Goal of the exercise ->
Extract each line of the records below that contains the word "pages".

Entries provided ->
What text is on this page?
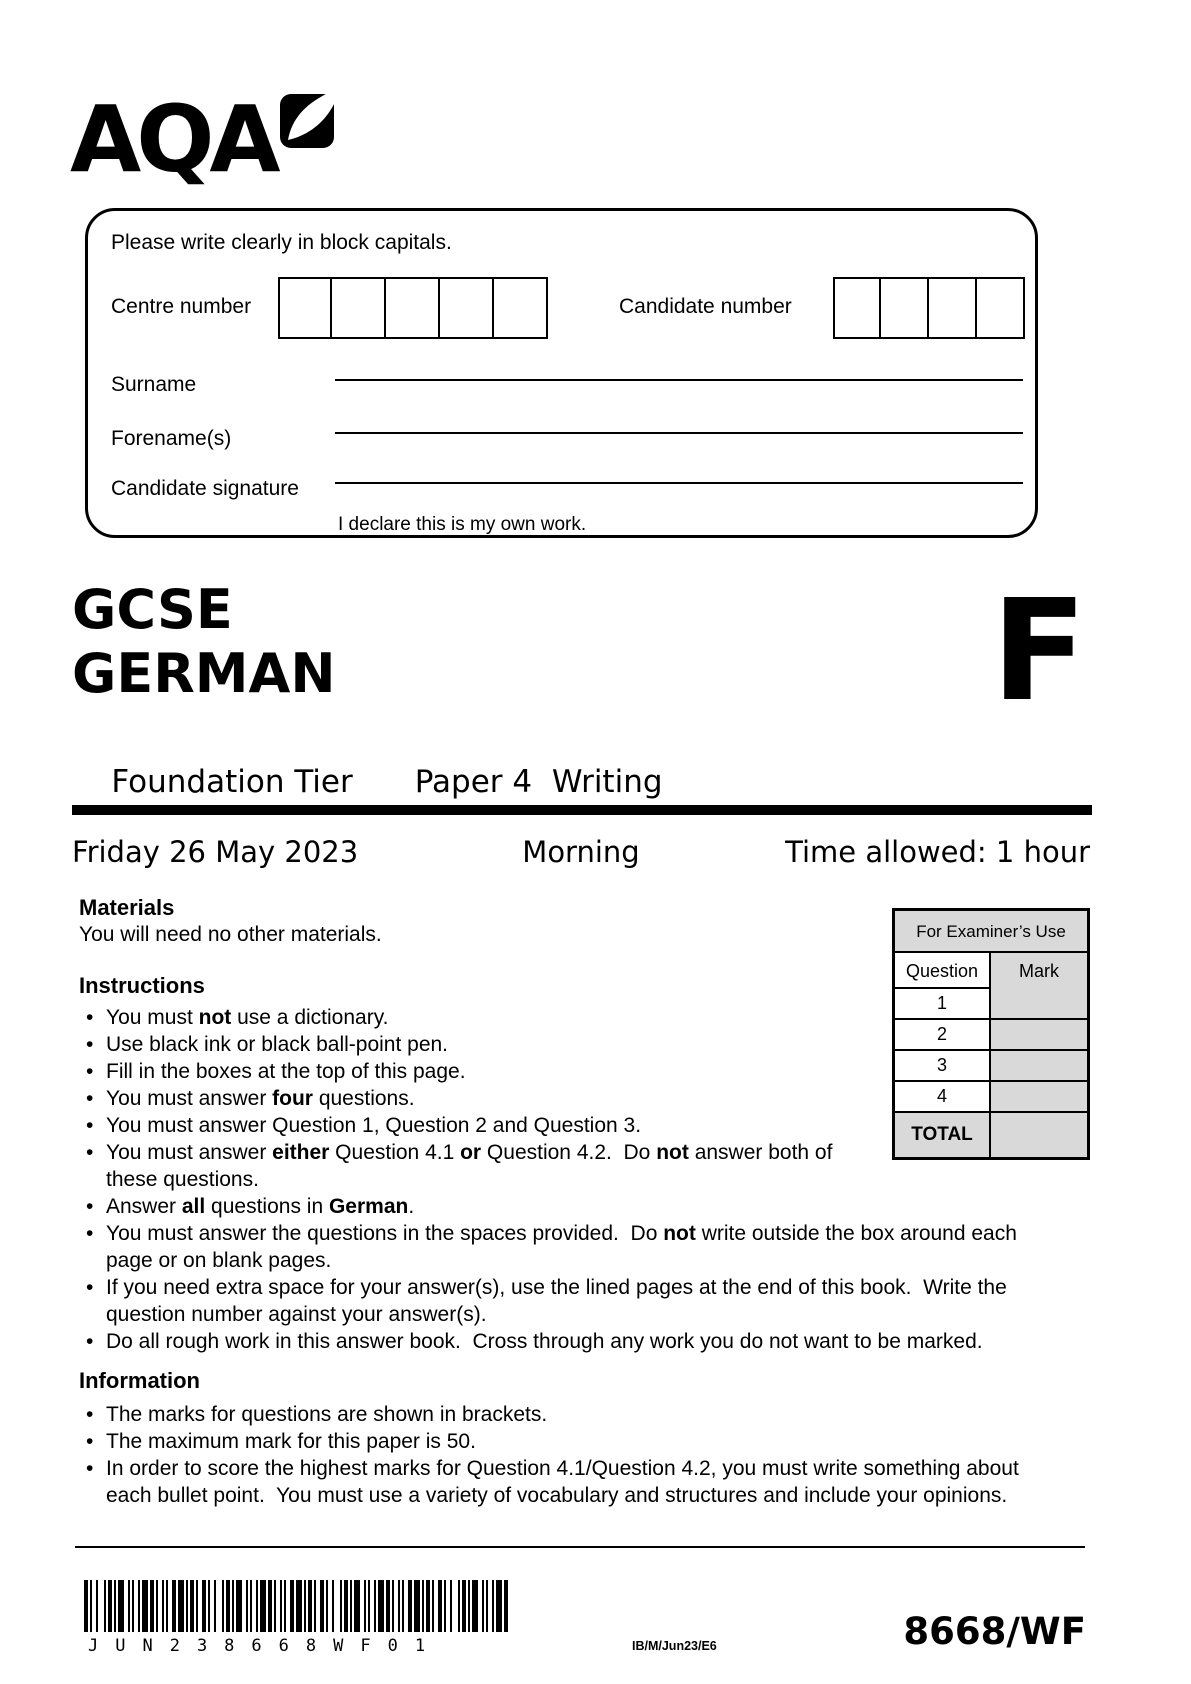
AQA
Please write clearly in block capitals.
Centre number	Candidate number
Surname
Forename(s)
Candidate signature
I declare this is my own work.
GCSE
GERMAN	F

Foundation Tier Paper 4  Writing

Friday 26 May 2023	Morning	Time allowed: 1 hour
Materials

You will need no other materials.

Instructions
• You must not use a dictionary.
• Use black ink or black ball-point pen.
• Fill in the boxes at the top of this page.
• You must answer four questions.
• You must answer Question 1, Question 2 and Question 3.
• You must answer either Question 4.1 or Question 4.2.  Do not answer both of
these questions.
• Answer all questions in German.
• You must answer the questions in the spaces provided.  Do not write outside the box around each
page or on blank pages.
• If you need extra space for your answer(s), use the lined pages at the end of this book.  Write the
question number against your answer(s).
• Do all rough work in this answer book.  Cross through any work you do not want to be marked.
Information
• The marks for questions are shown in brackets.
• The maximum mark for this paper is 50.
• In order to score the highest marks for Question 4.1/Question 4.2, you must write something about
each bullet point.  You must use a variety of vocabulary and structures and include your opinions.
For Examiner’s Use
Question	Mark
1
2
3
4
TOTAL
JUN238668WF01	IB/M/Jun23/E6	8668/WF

---

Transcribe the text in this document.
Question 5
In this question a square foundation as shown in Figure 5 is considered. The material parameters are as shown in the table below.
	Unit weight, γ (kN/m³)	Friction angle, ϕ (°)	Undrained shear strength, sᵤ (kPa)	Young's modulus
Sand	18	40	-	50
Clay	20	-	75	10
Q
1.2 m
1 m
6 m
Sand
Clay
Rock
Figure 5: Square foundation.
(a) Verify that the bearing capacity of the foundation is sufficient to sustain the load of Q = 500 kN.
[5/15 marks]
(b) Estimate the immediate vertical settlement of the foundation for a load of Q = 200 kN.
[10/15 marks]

Correct output ->
page or on blank pages.
• If you need extra space for your answer(s), use the lined pages at the end of this book.  Write the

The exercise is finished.